→ Set exercise: Write out the lines below again, swapping every "optical signal" for "light signal" and keeping all other wording the same.

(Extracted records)

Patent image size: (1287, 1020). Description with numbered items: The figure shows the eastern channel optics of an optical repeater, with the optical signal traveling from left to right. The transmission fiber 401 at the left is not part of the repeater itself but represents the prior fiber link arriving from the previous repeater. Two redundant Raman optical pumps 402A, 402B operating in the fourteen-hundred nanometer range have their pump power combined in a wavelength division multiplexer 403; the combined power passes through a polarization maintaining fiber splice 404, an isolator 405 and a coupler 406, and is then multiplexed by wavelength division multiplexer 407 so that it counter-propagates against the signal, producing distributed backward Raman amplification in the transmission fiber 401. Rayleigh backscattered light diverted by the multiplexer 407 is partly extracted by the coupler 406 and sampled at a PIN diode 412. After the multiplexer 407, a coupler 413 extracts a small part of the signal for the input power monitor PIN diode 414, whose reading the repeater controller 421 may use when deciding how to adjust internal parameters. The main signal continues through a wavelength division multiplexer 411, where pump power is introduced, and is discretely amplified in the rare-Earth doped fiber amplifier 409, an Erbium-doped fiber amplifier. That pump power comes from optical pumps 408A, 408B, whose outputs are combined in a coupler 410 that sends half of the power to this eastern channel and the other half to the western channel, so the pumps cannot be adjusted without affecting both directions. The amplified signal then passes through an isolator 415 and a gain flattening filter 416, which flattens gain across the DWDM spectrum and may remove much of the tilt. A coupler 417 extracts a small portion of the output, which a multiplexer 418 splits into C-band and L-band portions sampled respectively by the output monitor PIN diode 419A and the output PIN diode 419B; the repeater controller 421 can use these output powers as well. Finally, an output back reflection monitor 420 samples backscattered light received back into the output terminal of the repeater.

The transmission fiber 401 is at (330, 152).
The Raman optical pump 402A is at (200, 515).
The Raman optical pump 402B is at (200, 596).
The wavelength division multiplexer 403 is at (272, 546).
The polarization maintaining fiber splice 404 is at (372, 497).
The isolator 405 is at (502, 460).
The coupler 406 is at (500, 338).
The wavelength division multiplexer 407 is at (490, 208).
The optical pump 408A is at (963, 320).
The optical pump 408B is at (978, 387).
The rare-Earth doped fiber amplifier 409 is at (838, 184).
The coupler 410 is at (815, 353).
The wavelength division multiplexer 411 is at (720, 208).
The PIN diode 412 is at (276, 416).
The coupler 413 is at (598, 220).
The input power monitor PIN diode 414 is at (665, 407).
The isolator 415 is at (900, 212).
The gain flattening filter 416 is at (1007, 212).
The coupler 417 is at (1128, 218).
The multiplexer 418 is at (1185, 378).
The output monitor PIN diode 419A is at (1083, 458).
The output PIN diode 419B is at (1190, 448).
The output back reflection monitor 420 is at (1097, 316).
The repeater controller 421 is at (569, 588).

→ Solution to this task:
Patent image size: (1287, 1020). Description with numbered items: The figure shows the eastern channel optics of an optical repeater, with the light signal traveling from left to right. The transmission fiber 401 at the left is not part of the repeater itself but represents the prior fiber link arriving from the previous repeater. Two redundant Raman optical pumps 402A, 402B operating in the fourteen-hundred nanometer range have their pump power combined in a wavelength division multiplexer 403; the combined power passes through a polarization maintaining fiber splice 404, an isolator 405 and a coupler 406, and is then multiplexed by wavelength division multiplexer 407 so that it counter-propagates against the signal, producing distributed backward Raman amplification in the transmission fiber 401. Rayleigh backscattered light diverted by the multiplexer 407 is partly extracted by the coupler 406 and sampled at a PIN diode 412. After the multiplexer 407, a coupler 413 extracts a small part of the signal for the input power monitor PIN diode 414, whose reading the repeater controller 421 may use when deciding how to adjust internal parameters. The main signal continues through a wavelength division multiplexer 411, where pump power is introduced, and is discretely amplified in the rare-Earth doped fiber amplifier 409, an Erbium-doped fiber amplifier. That pump power comes from optical pumps 408A, 408B, whose outputs are combined in a coupler 410 that sends half of the power to this eastern channel and the other half to the western channel, so the pumps cannot be adjusted without affecting both directions. The amplified signal then passes through an isolator 415 and a gain flattening filter 416, which flattens gain across the DWDM spectrum and may remove much of the tilt. A coupler 417 extracts a small portion of the output, which a multiplexer 418 splits into C-band and L-band portions sampled respectively by the output monitor PIN diode 419A and the output PIN diode 419B; the repeater controller 421 can use these output powers as well. Finally, an output back reflection monitor 420 samples backscattered light received back into the output terminal of the repeater.

The transmission fiber 401 is at (330, 152).
The Raman optical pump 402A is at (200, 515).
The Raman optical pump 402B is at (200, 596).
The wavelength division multiplexer 403 is at (272, 546).
The polarization maintaining fiber splice 404 is at (372, 497).
The isolator 405 is at (502, 460).
The coupler 406 is at (500, 338).
The wavelength division multiplexer 407 is at (490, 208).
The optical pump 408A is at (963, 320).
The optical pump 408B is at (978, 387).
The rare-Earth doped fiber amplifier 409 is at (838, 184).
The coupler 410 is at (815, 353).
The wavelength division multiplexer 411 is at (720, 208).
The PIN diode 412 is at (276, 416).
The coupler 413 is at (598, 220).
The input power monitor PIN diode 414 is at (665, 407).
The isolator 415 is at (900, 212).
The gain flattening filter 416 is at (1007, 212).
The coupler 417 is at (1128, 218).
The multiplexer 418 is at (1185, 378).
The output monitor PIN diode 419A is at (1083, 458).
The output PIN diode 419B is at (1190, 448).
The output back reflection monitor 420 is at (1097, 316).
The repeater controller 421 is at (569, 588).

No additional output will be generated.